Supreme Court Sides With Starbucks in Labor Dispute With Union Activists

Justices find that a federal union board must follow the normal rules when seeking a preliminary injunction.

The Supreme Court ruled unanimously in favor of Starbucks on June 13, reining in the National Labor Relations Board’s authority to decide whether fired union activists in Tennessee should get their jobs back.

For years, the coffee giant has been battling organized labor, which is trying to unionize baristas across the United States.

The court’s 9–0 opinion in Starbucks Corp. v. McKinney was written by Justice Clarence Thomas.

The court has tended to rule for employers in recent years.

In June 2023, in Glacier Northwest Inc. v. Teamsters, the Court found 8–1 that employers may sue collective bargaining units for damages caused by strikes.

Justice Ketanji Brown Jackson was the sole dissenter in the Glacier Northwest ruling.

In the Starbucks case, Justice Jackson dissented in part and concurred in part.

Headquartered in Seattle, the petitioner, the world’s largest coffeehouse chain, reported nearly $36 billion in revenue last year. The respondent is M. Kathleen McKinney, regional director for Region 15 of the board.

More than 400 of the company’s 9,600 corporate-run U.S. stores have reportedly voted to unionize since 2021.

The company stated that it terminated the employment of the so-called Memphis Seven because they ran afoul of company policy by letting a television news crew into a store after business hours. The employees announced that they intended to unionize the store.

The Starbucks Workers United union complained to the board and filed unfair labor practice charges, claiming that Starbucks interfered with the workers’ right to form a union and discriminated against union members.

The board secured a preliminary injunction from a federal district court in 2022 after alleging that Starbucks had engaged in unfair labor practices. The company was ordered to temporarily rehire the fired employees.

The U.S. Court of Appeals for the Sixth Circuit found that the district court “did not abuse its discretion” in issuing the injunction and allowed it to stand.

In the new Supreme Court opinion, Justice Thomas wrote that the board can bring in-house enforcement proceedings against employers and labor unions for engaging in unfair labor practices.

Section 10(j) of the National Labor Relations Act (NLRA) authorizes the board to pursue a preliminary injunction from a federal district court while these administrative enforcement proceedings take place.

“The question in this case is whether the traditional four-factor test for a preliminary injunction articulated in Winter v. Natural Resources Defense Council … governs the board’s requests under [Section] 10(j),” the court’s opinion reads.

“We conclude that it does, and therefore vacate and remand.”

The four-part test in Winter for issuing a preliminary injunction is whether a plaintiff is thought likely to succeed on the merits, whether the plaintiff is likely to suffer irreparable harm in the absence of the injunction, whether the balance of equities and hardships weighs in favor of the plaintiff, and whether the injunction is deemed to be in the public interest.

Requirement a => Say whether each statement agrees with the Supreme Court article, answering yes or no and quoting its deciding words: (i) The ruling was unanimous and written by Justice Clarence Thomas. (ii) Starbucks is headquartered in Seattle. (iii) The Sixth Circuit overturned the district court's injunction.
The rows have no connection to the Supreme Court article.

Material for this task =>
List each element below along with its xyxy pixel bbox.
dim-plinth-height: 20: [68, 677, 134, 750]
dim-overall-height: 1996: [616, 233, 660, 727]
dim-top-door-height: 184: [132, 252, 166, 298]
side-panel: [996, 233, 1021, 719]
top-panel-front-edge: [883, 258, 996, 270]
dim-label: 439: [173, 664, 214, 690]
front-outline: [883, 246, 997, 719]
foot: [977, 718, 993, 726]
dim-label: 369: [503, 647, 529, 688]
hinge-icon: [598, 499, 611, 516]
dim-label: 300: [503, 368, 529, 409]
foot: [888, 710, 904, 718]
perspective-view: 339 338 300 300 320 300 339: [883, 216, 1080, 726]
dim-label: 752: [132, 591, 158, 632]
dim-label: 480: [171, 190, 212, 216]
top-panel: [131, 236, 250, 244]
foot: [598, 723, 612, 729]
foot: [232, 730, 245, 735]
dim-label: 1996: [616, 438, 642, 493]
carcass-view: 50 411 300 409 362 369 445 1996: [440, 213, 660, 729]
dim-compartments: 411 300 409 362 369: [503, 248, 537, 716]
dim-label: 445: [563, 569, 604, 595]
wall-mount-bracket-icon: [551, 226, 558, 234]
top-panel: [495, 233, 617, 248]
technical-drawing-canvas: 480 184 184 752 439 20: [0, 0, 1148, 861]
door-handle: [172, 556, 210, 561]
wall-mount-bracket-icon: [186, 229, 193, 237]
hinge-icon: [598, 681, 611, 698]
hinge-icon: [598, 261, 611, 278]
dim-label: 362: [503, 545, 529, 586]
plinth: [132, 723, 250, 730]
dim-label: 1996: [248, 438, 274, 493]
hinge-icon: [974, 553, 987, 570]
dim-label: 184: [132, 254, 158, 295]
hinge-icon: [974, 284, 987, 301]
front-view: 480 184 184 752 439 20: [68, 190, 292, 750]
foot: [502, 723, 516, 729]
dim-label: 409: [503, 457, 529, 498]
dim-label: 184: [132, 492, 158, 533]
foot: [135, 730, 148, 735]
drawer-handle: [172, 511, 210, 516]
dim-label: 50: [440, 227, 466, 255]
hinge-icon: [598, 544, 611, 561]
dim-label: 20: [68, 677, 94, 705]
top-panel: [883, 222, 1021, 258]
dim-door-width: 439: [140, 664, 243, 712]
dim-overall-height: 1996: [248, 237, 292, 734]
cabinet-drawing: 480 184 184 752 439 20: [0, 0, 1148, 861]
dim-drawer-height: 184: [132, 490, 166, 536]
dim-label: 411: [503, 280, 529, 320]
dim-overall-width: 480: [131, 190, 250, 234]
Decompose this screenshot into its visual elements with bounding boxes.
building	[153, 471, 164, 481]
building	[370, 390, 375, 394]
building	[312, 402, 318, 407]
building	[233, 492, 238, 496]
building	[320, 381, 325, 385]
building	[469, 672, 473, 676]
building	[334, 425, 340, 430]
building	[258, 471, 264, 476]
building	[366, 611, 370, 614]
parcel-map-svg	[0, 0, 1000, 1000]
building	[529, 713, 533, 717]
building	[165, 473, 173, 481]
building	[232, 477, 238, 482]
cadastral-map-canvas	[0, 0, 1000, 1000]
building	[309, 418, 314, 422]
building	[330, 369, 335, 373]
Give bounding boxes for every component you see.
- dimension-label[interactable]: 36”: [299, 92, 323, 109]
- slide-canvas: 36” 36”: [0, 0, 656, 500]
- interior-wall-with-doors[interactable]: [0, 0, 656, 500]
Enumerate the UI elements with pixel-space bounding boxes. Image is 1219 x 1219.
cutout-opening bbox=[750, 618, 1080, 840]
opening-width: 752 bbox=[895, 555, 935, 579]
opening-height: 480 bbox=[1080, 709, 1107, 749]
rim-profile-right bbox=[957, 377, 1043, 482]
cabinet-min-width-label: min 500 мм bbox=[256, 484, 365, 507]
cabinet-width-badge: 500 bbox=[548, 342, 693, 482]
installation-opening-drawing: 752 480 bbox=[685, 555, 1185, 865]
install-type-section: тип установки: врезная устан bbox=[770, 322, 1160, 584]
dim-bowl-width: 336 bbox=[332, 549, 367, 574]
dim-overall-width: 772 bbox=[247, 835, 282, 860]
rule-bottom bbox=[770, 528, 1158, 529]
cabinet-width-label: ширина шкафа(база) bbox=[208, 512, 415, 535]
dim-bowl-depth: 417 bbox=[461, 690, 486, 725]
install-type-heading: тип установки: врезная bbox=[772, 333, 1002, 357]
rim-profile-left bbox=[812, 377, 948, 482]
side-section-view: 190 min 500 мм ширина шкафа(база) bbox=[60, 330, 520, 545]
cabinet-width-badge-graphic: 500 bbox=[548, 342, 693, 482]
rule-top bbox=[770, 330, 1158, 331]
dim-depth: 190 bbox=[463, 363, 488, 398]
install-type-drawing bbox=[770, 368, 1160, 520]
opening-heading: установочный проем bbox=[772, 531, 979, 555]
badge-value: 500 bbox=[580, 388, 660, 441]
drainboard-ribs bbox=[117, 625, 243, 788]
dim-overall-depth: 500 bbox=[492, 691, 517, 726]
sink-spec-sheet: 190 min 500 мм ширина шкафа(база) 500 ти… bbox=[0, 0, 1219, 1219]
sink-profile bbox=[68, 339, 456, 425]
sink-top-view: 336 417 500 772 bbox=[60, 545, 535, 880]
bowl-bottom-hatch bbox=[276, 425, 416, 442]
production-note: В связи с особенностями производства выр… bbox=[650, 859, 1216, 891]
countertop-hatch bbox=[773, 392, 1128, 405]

Requirement b => Change "hinge-icon" to "hinge-symbol" in the rows, starting at the first row and ending at the line containing "dim-label: 184: [132, 492, 158, 533]", and give only those rows with everything else unchanged.

Right answer a =>
(i) Yes: "The court’s 9–0 opinion in Starbucks Corp. v. McKinney was written by Justice Clarence Thomas."
(ii) Yes: "Headquartered in Seattle, the petitioner, the world’s largest coffeehouse chain"
(iii) No: "The U.S. Court of Appeals for the Sixth Circuit found that the district court “did not abuse its discretion” in issuing the injunction and allowed it to stand."

Right answer b =>
List each element below along with its xyxy pixel bbox.
dim-plinth-height: 20: [68, 677, 134, 750]
dim-overall-height: 1996: [616, 233, 660, 727]
dim-top-door-height: 184: [132, 252, 166, 298]
side-panel: [996, 233, 1021, 719]
top-panel-front-edge: [883, 258, 996, 270]
dim-label: 439: [173, 664, 214, 690]
front-outline: [883, 246, 997, 719]
foot: [977, 718, 993, 726]
dim-label: 369: [503, 647, 529, 688]
hinge-symbol: [598, 499, 611, 516]
dim-label: 300: [503, 368, 529, 409]
foot: [888, 710, 904, 718]
perspective-view: 339 338 300 300 320 300 339: [883, 216, 1080, 726]
dim-label: 752: [132, 591, 158, 632]
dim-label: 480: [171, 190, 212, 216]
top-panel: [131, 236, 250, 244]
foot: [598, 723, 612, 729]
foot: [232, 730, 245, 735]
dim-label: 1996: [616, 438, 642, 493]
carcass-view: 50 411 300 409 362 369 445 1996: [440, 213, 660, 729]
dim-compartments: 411 300 409 362 369: [503, 248, 537, 716]
dim-label: 445: [563, 569, 604, 595]
wall-mount-bracket-icon: [551, 226, 558, 234]
top-panel: [495, 233, 617, 248]
technical-drawing-canvas: 480 184 184 752 439 20: [0, 0, 1148, 861]
door-handle: [172, 556, 210, 561]
wall-mount-bracket-icon: [186, 229, 193, 237]
hinge-symbol: [598, 681, 611, 698]
hinge-symbol: [598, 261, 611, 278]
dim-label: 362: [503, 545, 529, 586]
plinth: [132, 723, 250, 730]
dim-label: 1996: [248, 438, 274, 493]
hinge-symbol: [974, 553, 987, 570]
dim-label: 184: [132, 254, 158, 295]
hinge-symbol: [974, 284, 987, 301]
front-view: 480 184 184 752 439 20: [68, 190, 292, 750]
foot: [502, 723, 516, 729]
dim-label: 409: [503, 457, 529, 498]
dim-label: 184: [132, 492, 158, 533]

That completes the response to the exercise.